Input for this task:
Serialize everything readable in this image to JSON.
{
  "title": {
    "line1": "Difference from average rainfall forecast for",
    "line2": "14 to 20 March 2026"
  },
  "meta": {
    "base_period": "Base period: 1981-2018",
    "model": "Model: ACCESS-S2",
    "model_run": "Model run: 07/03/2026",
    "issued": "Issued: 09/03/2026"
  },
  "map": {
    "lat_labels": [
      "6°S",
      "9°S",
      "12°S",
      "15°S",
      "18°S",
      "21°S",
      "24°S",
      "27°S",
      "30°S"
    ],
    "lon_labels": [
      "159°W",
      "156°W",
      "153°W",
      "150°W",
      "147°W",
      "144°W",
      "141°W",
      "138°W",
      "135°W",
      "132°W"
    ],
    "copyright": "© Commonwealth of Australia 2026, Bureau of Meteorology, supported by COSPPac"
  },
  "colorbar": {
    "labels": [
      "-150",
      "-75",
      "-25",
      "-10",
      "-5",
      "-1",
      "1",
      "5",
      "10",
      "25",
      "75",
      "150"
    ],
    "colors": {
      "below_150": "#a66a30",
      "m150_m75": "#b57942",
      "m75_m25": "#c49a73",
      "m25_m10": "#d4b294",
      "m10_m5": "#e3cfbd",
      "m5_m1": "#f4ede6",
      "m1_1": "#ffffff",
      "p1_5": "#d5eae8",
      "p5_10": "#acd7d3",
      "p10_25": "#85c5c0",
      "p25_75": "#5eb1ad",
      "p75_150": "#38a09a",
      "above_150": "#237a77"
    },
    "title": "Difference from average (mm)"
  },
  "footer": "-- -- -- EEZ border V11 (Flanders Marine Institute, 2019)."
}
---
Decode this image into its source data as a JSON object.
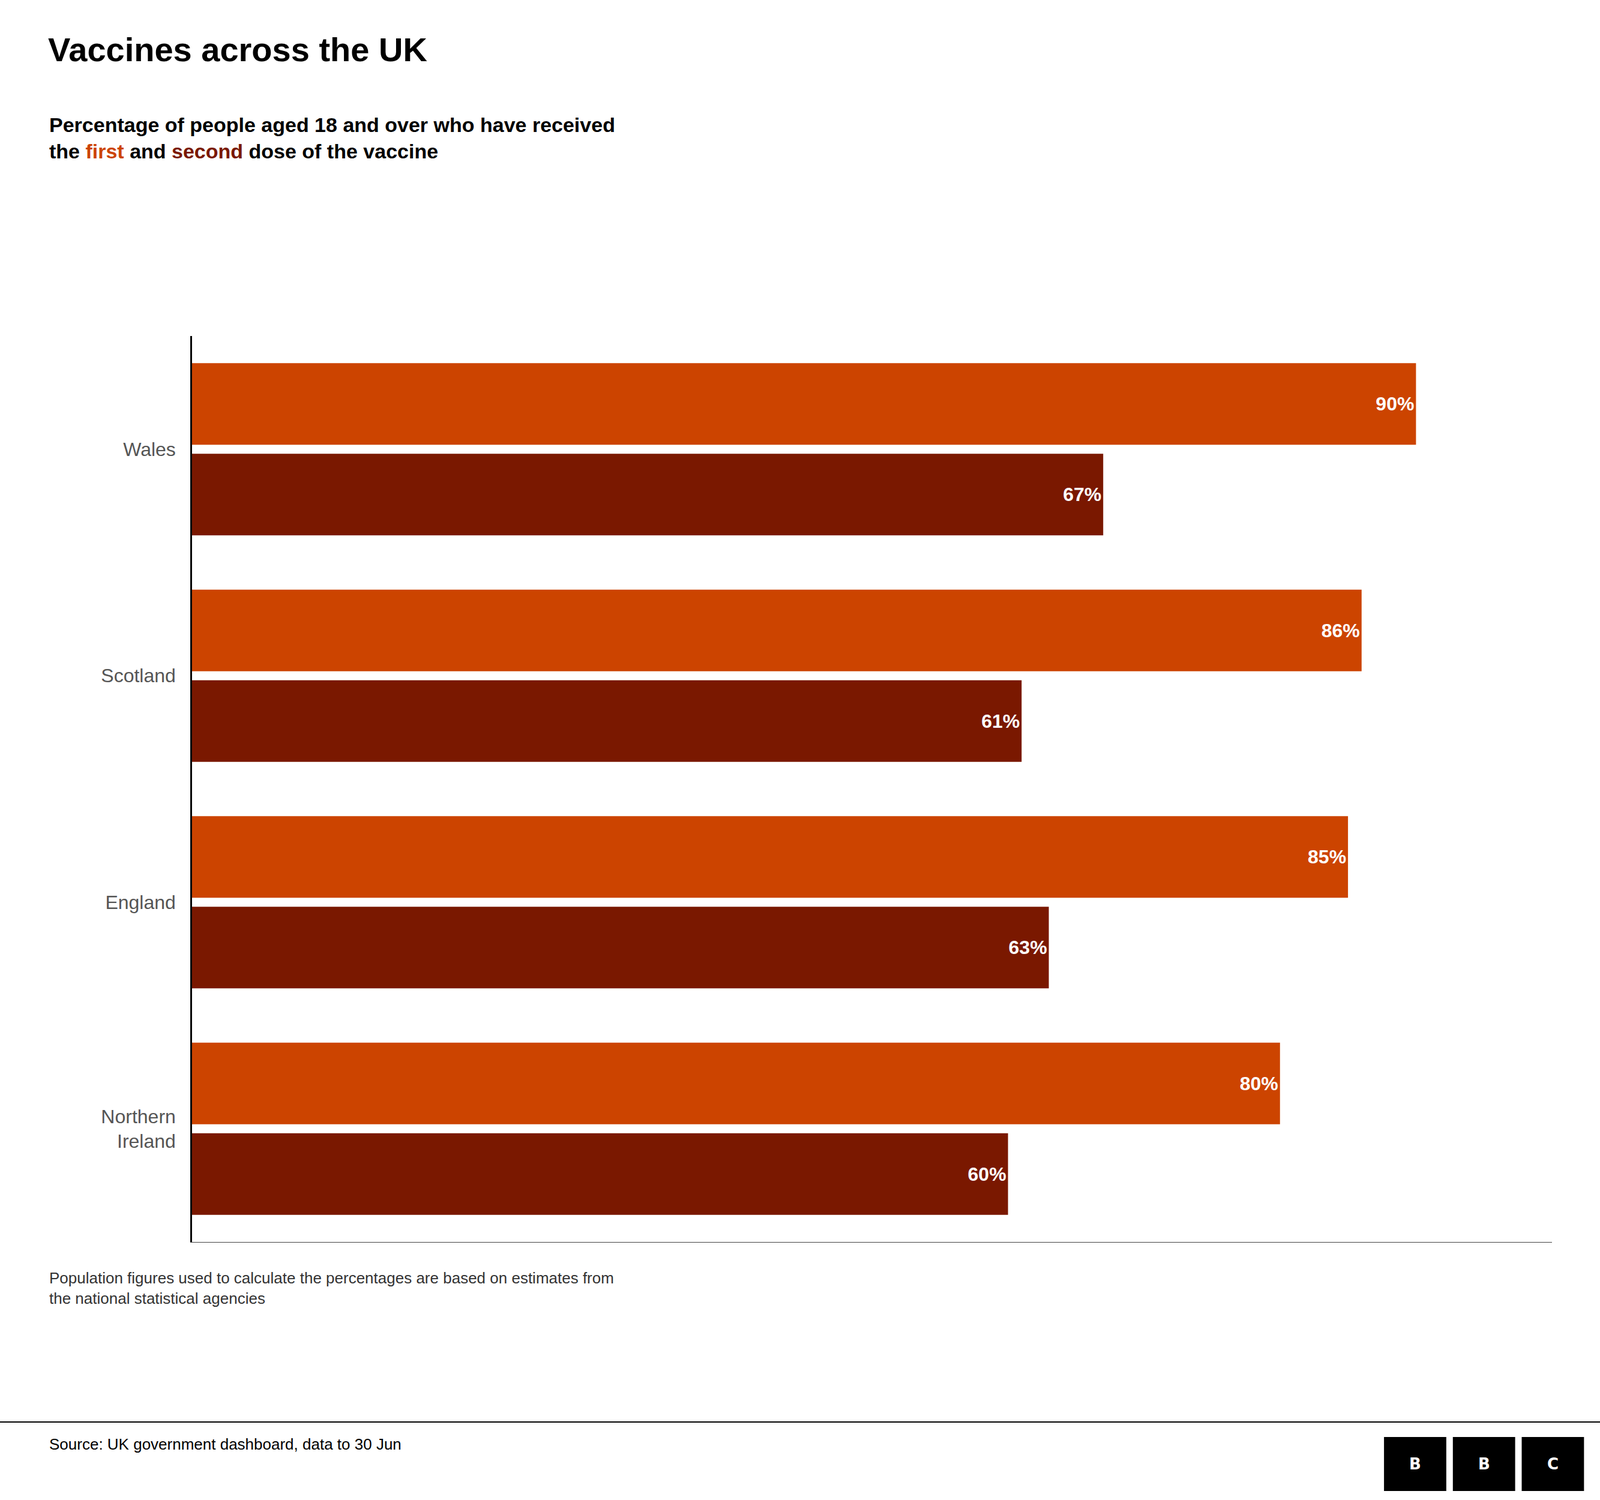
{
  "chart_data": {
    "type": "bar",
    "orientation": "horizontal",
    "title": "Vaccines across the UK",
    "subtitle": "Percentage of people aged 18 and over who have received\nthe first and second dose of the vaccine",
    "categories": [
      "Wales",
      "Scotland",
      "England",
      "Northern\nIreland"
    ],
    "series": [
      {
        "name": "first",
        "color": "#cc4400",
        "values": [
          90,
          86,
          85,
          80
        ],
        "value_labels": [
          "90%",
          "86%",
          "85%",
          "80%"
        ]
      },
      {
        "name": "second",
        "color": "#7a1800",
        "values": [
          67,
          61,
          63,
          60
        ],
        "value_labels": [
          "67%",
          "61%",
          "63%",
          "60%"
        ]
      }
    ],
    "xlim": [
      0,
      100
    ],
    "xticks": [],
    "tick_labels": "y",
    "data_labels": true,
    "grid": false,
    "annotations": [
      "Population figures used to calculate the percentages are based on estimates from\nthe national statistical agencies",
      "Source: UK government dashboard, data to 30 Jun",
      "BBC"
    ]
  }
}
---
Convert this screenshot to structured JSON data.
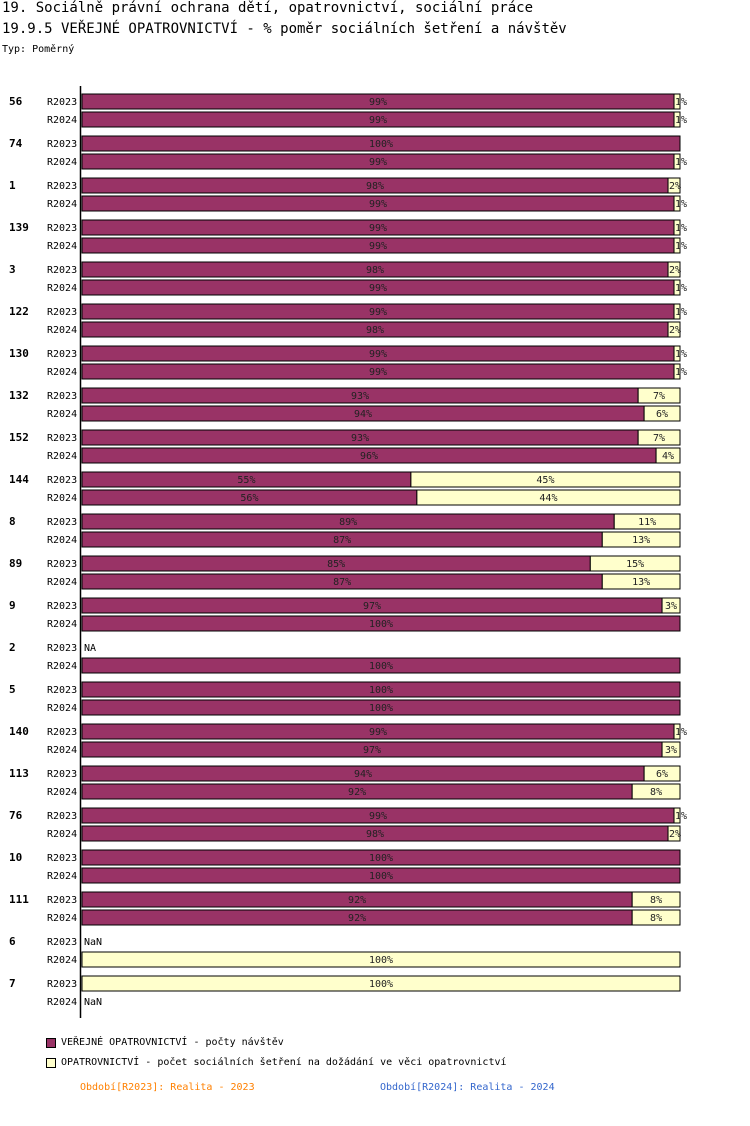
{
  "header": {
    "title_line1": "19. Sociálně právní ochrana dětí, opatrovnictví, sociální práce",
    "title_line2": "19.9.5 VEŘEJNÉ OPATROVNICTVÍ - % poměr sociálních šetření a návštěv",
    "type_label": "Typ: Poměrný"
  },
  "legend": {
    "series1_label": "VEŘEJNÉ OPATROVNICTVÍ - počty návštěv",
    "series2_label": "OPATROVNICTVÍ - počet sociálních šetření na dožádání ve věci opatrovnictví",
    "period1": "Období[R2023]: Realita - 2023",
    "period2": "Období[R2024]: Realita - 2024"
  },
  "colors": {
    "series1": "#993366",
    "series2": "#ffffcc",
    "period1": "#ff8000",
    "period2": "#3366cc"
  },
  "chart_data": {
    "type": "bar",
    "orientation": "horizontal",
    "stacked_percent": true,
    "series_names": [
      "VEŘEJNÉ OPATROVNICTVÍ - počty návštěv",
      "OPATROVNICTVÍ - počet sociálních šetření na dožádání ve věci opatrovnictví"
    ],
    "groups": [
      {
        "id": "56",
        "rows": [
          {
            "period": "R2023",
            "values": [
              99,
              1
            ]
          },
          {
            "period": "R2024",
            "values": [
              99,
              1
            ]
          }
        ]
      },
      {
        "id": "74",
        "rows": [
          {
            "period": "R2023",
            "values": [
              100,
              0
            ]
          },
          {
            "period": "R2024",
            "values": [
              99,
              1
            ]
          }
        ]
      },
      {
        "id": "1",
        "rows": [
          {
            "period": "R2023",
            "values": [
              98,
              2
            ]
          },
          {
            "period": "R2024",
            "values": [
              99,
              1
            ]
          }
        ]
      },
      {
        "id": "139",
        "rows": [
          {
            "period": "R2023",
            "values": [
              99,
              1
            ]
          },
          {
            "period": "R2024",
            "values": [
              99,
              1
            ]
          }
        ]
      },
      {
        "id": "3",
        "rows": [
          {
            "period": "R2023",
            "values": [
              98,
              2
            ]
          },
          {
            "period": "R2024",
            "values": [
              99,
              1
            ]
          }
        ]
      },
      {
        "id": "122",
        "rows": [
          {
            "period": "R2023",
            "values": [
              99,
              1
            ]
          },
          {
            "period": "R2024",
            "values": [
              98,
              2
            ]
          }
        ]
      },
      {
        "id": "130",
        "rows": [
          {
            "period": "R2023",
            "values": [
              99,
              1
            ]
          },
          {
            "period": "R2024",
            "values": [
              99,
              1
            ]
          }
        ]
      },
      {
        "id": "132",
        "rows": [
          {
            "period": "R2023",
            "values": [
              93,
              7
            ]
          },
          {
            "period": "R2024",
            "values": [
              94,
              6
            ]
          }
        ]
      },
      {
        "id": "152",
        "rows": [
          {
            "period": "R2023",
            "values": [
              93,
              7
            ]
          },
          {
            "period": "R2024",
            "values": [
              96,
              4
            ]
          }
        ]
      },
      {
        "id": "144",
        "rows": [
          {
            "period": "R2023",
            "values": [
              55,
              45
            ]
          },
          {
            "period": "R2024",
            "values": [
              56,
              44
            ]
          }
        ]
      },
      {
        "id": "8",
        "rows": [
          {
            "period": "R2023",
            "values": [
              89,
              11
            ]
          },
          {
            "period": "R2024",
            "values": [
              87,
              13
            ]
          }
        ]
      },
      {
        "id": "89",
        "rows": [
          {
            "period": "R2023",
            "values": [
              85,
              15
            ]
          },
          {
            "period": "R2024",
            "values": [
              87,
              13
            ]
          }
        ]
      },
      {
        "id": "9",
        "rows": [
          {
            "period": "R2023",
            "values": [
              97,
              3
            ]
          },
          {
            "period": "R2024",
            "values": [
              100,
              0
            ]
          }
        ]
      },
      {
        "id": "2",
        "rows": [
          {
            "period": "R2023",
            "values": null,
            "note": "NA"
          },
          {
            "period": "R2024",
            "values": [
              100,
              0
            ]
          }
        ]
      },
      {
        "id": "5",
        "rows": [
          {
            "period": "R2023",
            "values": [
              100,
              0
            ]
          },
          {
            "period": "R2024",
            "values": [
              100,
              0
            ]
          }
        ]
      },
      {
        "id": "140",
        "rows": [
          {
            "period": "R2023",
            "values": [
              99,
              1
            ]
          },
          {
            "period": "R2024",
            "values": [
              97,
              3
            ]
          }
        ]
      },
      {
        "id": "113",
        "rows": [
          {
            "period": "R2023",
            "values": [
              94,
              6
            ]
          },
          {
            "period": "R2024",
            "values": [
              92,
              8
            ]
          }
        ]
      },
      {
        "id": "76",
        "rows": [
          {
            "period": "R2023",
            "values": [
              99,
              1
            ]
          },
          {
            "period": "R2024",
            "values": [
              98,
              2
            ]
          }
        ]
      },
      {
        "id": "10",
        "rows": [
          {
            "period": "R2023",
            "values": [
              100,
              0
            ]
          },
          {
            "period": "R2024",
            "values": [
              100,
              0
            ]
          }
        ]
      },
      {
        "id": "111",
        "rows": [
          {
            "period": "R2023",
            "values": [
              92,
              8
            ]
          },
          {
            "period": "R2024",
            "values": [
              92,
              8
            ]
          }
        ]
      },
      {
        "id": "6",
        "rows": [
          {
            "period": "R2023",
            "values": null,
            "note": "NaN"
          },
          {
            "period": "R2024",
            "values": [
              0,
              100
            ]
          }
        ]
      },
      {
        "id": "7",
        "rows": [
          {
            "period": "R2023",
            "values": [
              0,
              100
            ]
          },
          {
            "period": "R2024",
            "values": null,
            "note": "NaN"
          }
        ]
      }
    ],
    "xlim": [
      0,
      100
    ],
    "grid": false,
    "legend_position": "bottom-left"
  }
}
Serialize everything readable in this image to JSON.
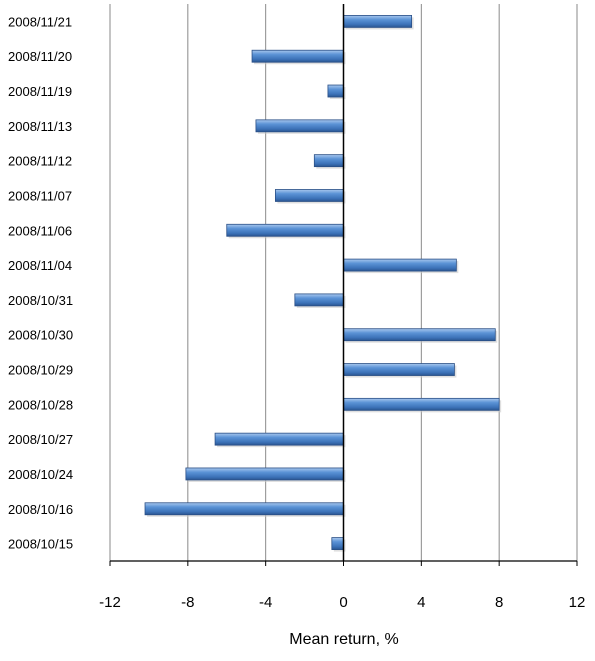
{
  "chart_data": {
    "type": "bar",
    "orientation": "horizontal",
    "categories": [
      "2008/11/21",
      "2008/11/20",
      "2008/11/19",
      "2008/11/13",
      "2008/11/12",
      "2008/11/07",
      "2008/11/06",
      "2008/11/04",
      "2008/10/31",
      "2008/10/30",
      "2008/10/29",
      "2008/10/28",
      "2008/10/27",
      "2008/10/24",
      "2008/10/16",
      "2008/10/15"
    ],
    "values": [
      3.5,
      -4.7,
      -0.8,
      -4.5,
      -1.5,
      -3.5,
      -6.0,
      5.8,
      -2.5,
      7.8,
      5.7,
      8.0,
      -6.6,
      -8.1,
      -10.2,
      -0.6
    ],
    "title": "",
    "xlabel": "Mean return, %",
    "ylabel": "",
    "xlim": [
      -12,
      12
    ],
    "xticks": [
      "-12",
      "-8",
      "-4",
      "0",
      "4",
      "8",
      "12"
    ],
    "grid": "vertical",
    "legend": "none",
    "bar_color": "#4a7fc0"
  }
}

Required task:
Copy every line that includes the string "JSON" from the material above.

Output of the task:
Serialize everything readable in this image to JSON.
Decode this image into its source data as a JSON object.
Convert this screenshot to structured JSON data.
Serialize everything readable in this image to JSON.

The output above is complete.